▸ **JOB**
Print the complete set of entries exactly.

▸ **TASK INPUTS**
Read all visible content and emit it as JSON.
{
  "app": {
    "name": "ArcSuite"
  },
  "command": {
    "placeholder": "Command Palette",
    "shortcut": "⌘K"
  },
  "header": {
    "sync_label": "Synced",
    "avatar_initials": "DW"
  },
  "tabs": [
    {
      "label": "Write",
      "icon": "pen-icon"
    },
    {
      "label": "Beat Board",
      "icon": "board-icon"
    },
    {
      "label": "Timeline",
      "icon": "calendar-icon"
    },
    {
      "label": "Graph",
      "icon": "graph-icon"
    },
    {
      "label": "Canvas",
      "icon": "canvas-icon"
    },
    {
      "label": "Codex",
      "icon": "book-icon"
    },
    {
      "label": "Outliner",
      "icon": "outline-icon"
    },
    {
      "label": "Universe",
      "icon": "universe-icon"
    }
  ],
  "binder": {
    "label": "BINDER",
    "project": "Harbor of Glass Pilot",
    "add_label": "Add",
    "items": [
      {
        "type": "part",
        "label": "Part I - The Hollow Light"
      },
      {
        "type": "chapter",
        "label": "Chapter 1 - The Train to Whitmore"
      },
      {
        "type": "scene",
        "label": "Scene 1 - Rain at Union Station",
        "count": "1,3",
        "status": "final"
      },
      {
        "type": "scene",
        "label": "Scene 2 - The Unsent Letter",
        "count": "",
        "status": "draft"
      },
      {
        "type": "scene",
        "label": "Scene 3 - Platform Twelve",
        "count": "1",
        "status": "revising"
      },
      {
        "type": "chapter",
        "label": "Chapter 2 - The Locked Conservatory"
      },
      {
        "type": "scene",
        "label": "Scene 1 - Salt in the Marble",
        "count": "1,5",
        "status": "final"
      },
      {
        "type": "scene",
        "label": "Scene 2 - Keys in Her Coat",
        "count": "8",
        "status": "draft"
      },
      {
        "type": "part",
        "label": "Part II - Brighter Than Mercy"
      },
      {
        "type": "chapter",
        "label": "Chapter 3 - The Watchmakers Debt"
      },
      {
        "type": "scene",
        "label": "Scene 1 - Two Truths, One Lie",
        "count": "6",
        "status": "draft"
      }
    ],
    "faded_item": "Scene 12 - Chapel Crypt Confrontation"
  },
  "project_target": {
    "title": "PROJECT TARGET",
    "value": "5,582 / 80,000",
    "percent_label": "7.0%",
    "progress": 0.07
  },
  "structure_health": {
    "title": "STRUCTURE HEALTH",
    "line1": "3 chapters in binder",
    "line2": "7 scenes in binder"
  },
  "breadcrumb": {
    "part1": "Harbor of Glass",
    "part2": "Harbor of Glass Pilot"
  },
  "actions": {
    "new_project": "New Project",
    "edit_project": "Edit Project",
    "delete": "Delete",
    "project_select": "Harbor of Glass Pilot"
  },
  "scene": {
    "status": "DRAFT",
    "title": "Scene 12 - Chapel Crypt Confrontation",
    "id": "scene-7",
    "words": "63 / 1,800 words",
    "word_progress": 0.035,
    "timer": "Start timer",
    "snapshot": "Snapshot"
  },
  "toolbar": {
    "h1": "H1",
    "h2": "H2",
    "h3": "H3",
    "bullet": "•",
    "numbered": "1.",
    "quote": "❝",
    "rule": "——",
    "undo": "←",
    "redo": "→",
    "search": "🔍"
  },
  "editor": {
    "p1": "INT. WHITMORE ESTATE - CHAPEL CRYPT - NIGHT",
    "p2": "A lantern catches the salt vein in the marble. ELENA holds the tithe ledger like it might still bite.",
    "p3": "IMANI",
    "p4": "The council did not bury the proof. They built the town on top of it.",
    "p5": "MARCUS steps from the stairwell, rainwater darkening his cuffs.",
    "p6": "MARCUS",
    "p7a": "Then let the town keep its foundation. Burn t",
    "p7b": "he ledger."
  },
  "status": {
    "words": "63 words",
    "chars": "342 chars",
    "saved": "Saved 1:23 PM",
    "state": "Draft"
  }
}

▸ **EXERCISE SOLUTION**
Read all visible content and emit it as JSON.
{
  "app": {
    "name": "ArcSuite"
  },
  "command": {
    "placeholder": "Command Palette",
    "shortcut": "⌘K"
  },
  "header": {
    "sync_label": "Synced",
    "avatar_initials": "DW"
  },
  "tabs": [
    {
      "label": "Write",
      "icon": "pen-icon"
    },
    {
      "label": "Beat Board",
      "icon": "board-icon"
    },
    {
      "label": "Timeline",
      "icon": "calendar-icon"
    },
    {
      "label": "Graph",
      "icon": "graph-icon"
    },
    {
      "label": "Canvas",
      "icon": "canvas-icon"
    },
    {
      "label": "Codex",
      "icon": "book-icon"
    },
    {
      "label": "Outliner",
      "icon": "outline-icon"
    },
    {
      "label": "Universe",
      "icon": "universe-icon"
    }
  ],
  "binder": {
    "label": "BINDER",
    "project": "Harbor of Glass Pilot",
    "add_label": "Add",
    "items": [
      {
        "type": "part",
        "label": "Part I - The Hollow Light"
      },
      {
        "type": "chapter",
        "label": "Chapter 1 - The Train to Whitmore"
      },
      {
        "type": "scene",
        "label": "Scene 1 - Rain at Union Station",
        "count": "1,3",
        "status": "final"
      },
      {
        "type": "scene",
        "label": "Scene 2 - The Unsent Letter",
        "count": "",
        "status": "draft"
      },
      {
        "type": "scene",
        "label": "Scene 3 - Platform Twelve",
        "count": "1",
        "status": "revising"
      },
      {
        "type": "chapter",
        "label": "Chapter 2 - The Locked Conservatory"
      },
      {
        "type": "scene",
        "label": "Scene 1 - Salt in the Marble",
        "count": "1,5",
        "status": "final"
      },
      {
        "type": "scene",
        "label": "Scene 2 - Keys in Her Coat",
        "count": "8",
        "status": "draft"
      },
      {
        "type": "part",
        "label": "Part II - Brighter Than Mercy"
      },
      {
        "type": "chapter",
        "label": "Chapter 3 - The Watchmakers Debt"
      },
      {
        "type": "scene",
        "label": "Scene 1 - Two Truths, One Lie",
        "count": "6",
        "status": "draft"
      }
    ],
    "faded_item": "Scene 12 - Chapel Crypt Confrontation"
  },
  "project_target": {
    "title": "PROJECT TARGET",
    "value": "5,582 / 80,000",
    "percent_label": "7.0%",
    "progress": 0.07
  },
  "structure_health": {
    "title": "STRUCTURE HEALTH",
    "line1": "3 chapters in binder",
    "line2": "7 scenes in binder"
  },
  "breadcrumb": {
    "part1": "Harbor of Glass",
    "part2": "Harbor of Glass Pilot"
  },
  "actions": {
    "new_project": "New Project",
    "edit_project": "Edit Project",
    "delete": "Delete",
    "project_select": "Harbor of Glass Pilot"
  },
  "scene": {
    "status": "DRAFT",
    "title": "Scene 12 - Chapel Crypt Confrontation",
    "id": "scene-7",
    "words": "63 / 1,800 words",
    "word_progress": 0.035,
    "timer": "Start timer",
    "snapshot": "Snapshot"
  },
  "toolbar": {
    "h1": "H1",
    "h2": "H2",
    "h3": "H3",
    "bullet": "•",
    "numbered": "1.",
    "quote": "❝",
    "rule": "——",
    "undo": "←",
    "redo": "→",
    "search": "🔍"
  },
  "editor": {
    "p1": "INT. WHITMORE ESTATE - CHAPEL CRYPT - NIGHT",
    "p2": "A lantern catches the salt vein in the marble. ELENA holds the tithe ledger like it might still bite.",
    "p3": "IMANI",
    "p4": "The council did not bury the proof. They built the town on top of it.",
    "p5": "MARCUS steps from the stairwell, rainwater darkening his cuffs.",
    "p6": "MARCUS",
    "p7a": "Then let the town keep its foundation. Burn t",
    "p7b": "he ledger."
  },
  "status": {
    "words": "63 words",
    "chars": "342 chars",
    "saved": "Saved 1:23 PM",
    "state": "Draft"
  }
}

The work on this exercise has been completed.